### Record extracts

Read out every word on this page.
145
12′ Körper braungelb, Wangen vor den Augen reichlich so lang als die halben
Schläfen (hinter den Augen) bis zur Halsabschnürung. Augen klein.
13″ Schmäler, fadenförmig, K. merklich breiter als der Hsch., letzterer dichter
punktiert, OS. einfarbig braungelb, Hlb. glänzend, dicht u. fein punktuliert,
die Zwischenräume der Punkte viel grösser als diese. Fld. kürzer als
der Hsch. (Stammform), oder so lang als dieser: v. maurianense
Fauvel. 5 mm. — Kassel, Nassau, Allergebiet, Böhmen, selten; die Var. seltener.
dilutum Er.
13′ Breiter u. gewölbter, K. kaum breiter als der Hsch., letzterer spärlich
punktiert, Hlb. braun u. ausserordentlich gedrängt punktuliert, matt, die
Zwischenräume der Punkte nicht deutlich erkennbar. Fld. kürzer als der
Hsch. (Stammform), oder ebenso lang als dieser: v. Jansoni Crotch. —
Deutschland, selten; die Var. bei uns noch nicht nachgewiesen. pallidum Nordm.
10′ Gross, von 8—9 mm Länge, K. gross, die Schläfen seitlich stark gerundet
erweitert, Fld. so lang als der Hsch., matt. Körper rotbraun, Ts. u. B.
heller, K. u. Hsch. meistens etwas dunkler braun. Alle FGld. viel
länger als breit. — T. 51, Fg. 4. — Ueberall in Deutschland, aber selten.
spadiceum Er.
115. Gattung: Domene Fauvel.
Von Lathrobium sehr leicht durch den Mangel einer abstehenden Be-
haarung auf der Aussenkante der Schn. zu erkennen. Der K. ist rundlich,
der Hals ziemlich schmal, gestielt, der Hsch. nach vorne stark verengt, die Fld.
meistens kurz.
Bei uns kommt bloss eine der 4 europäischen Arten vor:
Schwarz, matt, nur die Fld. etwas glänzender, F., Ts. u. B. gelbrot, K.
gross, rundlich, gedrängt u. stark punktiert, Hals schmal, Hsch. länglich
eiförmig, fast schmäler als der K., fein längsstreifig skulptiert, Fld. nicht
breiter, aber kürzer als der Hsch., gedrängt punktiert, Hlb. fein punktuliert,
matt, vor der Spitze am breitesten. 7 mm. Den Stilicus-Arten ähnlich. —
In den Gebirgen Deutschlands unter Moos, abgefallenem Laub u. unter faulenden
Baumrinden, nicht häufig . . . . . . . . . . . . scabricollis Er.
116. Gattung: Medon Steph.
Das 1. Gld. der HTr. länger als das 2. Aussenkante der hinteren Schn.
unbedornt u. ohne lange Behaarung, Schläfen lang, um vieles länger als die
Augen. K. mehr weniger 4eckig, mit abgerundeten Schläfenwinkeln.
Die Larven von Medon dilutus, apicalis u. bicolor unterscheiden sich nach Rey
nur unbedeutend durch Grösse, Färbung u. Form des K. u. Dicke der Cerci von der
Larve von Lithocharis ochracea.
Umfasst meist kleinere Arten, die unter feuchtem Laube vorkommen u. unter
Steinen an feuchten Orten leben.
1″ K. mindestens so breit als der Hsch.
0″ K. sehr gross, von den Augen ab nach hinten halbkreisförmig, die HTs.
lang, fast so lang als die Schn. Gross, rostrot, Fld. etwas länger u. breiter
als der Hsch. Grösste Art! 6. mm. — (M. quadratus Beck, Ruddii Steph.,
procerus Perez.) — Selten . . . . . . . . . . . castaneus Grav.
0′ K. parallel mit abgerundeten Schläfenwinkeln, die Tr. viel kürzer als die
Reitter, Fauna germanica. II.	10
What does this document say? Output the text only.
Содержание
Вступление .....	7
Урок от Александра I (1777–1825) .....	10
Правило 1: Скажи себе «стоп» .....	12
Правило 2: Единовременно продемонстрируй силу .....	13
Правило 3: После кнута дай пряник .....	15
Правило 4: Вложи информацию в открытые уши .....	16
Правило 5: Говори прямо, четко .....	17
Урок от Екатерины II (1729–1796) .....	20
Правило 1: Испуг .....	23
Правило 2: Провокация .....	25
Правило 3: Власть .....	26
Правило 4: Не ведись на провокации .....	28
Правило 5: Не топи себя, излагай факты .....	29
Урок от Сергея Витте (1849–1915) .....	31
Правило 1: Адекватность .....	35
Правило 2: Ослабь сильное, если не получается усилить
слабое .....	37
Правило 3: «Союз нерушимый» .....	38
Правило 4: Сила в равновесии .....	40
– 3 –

######

▶ Goal
Repeat only the lines running from the line that contains "What does this" through the last line above, inclusive.

▶ Solution for this problem
What does this document say? Output the text only.
Содержание
Вступление .....	7
Урок от Александра I (1777–1825) .....	10
Правило 1: Скажи себе «стоп» .....	12
Правило 2: Единовременно продемонстрируй силу .....	13
Правило 3: После кнута дай пряник .....	15
Правило 4: Вложи информацию в открытые уши .....	16
Правило 5: Говори прямо, четко .....	17
Урок от Екатерины II (1729–1796) .....	20
Правило 1: Испуг .....	23
Правило 2: Провокация .....	25
Правило 3: Власть .....	26
Правило 4: Не ведись на провокации .....	28
Правило 5: Не топи себя, излагай факты .....	29
Урок от Сергея Витте (1849–1915) .....	31
Правило 1: Адекватность .....	35
Правило 2: Ослабь сильное, если не получается усилить
слабое .....	37
Правило 3: «Союз нерушимый» .....	38
Правило 4: Сила в равновесии .....	40
– 3 –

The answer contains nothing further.